→ DATA ENTRIES:
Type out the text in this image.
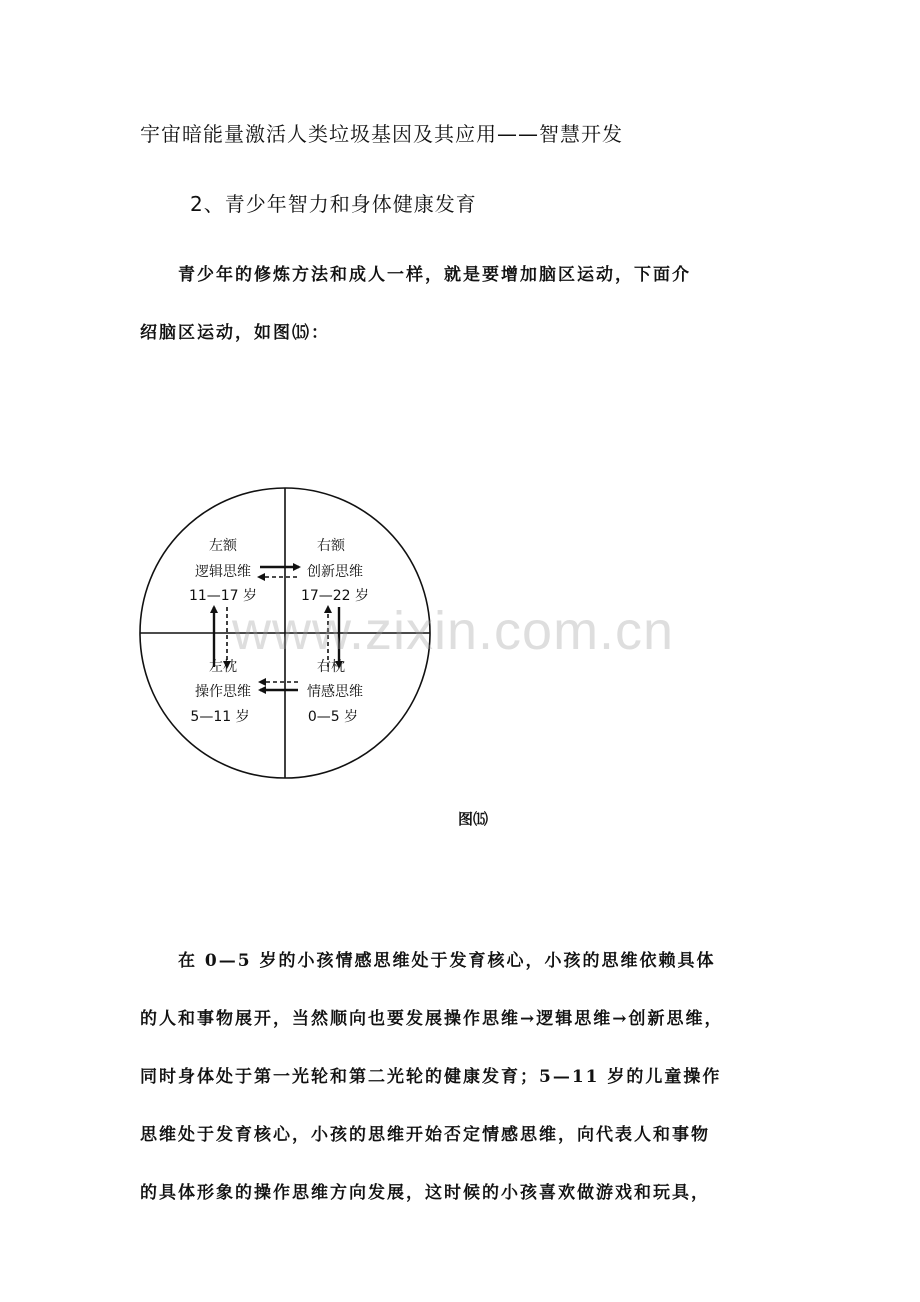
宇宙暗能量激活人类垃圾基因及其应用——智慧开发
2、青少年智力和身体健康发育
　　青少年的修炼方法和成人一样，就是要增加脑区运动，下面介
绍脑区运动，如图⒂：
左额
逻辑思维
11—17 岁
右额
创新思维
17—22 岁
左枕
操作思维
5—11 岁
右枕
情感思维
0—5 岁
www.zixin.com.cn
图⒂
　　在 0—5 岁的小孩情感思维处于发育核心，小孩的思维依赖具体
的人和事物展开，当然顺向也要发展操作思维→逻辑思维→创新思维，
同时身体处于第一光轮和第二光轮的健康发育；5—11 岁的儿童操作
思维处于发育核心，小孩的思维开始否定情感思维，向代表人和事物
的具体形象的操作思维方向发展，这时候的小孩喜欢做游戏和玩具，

→ INSTRUCTIONS TO FOLLOW:
Reproduce every line of the material precisely, omitting its pictures.

→ REPLY:
Type out the text in this image.
宇宙暗能量激活人类垃圾基因及其应用——智慧开发
2、青少年智力和身体健康发育
　　青少年的修炼方法和成人一样，就是要增加脑区运动，下面介
绍脑区运动，如图⒂：
左额
逻辑思维
11—17 岁
右额
创新思维
17—22 岁
左枕
操作思维
5—11 岁
右枕
情感思维
0—5 岁
www.zixin.com.cn
图⒂
　　在 0—5 岁的小孩情感思维处于发育核心，小孩的思维依赖具体
的人和事物展开，当然顺向也要发展操作思维→逻辑思维→创新思维，
同时身体处于第一光轮和第二光轮的健康发育；5—11 岁的儿童操作
思维处于发育核心，小孩的思维开始否定情感思维，向代表人和事物
的具体形象的操作思维方向发展，这时候的小孩喜欢做游戏和玩具，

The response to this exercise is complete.